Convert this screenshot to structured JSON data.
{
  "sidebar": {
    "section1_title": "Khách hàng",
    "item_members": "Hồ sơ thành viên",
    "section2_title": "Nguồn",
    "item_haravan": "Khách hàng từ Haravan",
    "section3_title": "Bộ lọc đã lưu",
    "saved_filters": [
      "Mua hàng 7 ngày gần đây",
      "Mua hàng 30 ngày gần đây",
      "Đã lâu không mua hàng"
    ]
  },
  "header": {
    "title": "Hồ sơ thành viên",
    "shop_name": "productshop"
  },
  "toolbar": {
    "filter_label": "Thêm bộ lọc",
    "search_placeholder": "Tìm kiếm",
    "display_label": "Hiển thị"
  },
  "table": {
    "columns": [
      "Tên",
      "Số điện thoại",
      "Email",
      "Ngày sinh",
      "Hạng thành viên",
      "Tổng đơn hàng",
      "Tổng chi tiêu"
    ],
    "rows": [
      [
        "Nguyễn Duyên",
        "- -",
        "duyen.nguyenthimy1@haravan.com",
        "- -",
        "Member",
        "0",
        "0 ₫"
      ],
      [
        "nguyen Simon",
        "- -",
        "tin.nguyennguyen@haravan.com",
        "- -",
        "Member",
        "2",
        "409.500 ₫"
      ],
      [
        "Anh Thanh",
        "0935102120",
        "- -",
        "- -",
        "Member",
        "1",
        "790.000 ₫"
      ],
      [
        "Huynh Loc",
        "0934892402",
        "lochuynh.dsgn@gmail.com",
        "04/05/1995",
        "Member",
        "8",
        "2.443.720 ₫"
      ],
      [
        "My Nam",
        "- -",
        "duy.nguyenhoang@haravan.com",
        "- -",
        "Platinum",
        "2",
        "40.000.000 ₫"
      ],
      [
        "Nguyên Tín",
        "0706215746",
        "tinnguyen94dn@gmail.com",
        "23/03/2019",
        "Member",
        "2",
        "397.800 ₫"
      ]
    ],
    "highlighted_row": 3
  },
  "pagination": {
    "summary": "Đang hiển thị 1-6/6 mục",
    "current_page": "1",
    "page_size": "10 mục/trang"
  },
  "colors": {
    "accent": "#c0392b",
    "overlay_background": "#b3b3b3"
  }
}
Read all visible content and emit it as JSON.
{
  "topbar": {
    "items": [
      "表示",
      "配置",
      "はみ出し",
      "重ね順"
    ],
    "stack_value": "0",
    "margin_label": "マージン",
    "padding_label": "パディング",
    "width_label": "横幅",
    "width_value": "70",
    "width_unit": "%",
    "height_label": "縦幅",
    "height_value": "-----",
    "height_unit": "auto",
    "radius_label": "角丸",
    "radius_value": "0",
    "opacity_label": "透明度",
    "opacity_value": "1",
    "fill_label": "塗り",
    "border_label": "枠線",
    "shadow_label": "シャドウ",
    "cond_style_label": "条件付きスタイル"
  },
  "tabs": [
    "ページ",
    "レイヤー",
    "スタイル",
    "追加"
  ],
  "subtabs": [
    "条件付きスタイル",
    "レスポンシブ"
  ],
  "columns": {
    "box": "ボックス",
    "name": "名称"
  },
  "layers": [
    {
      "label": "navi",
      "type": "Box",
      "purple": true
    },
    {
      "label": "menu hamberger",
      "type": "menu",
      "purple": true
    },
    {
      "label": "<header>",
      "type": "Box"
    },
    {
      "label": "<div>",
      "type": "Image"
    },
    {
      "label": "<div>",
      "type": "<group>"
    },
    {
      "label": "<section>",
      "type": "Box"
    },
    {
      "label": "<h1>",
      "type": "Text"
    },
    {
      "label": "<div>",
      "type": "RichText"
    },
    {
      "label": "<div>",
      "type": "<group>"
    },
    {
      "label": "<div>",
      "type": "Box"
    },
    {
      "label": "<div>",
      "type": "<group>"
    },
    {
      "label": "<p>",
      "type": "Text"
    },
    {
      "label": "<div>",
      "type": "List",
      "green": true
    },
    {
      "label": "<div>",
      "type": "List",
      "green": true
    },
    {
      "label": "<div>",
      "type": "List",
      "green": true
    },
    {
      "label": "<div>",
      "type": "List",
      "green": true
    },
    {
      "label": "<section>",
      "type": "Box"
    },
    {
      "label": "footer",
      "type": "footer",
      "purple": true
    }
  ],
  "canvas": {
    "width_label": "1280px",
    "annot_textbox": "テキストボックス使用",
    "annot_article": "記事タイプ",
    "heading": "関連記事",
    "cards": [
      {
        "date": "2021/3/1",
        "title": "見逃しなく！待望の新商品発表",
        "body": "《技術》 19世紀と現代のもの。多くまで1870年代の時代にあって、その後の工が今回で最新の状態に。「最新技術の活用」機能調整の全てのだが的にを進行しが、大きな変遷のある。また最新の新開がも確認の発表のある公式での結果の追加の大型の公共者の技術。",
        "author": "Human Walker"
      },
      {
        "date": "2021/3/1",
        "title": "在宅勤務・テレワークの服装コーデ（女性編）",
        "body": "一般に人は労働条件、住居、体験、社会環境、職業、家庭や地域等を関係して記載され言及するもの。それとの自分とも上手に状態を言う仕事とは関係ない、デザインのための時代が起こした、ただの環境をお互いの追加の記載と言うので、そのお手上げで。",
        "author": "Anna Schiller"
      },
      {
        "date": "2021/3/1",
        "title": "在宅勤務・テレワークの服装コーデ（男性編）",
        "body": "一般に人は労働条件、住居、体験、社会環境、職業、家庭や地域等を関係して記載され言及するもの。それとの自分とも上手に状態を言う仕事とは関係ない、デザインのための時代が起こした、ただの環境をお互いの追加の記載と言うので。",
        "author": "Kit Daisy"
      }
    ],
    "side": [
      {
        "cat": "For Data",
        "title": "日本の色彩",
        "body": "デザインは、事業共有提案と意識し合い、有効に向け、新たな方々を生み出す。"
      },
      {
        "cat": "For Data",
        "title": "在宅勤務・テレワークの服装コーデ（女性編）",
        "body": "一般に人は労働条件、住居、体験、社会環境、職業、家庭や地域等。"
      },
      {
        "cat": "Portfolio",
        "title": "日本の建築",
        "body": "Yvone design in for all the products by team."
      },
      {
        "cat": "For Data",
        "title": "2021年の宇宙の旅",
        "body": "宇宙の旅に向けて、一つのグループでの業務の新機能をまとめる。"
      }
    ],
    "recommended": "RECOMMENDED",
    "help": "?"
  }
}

+===+

Goal of the exercise:
Of the lines in the data, how many contain the word "hàng"? Provide the number and nothing further.

Task output:
6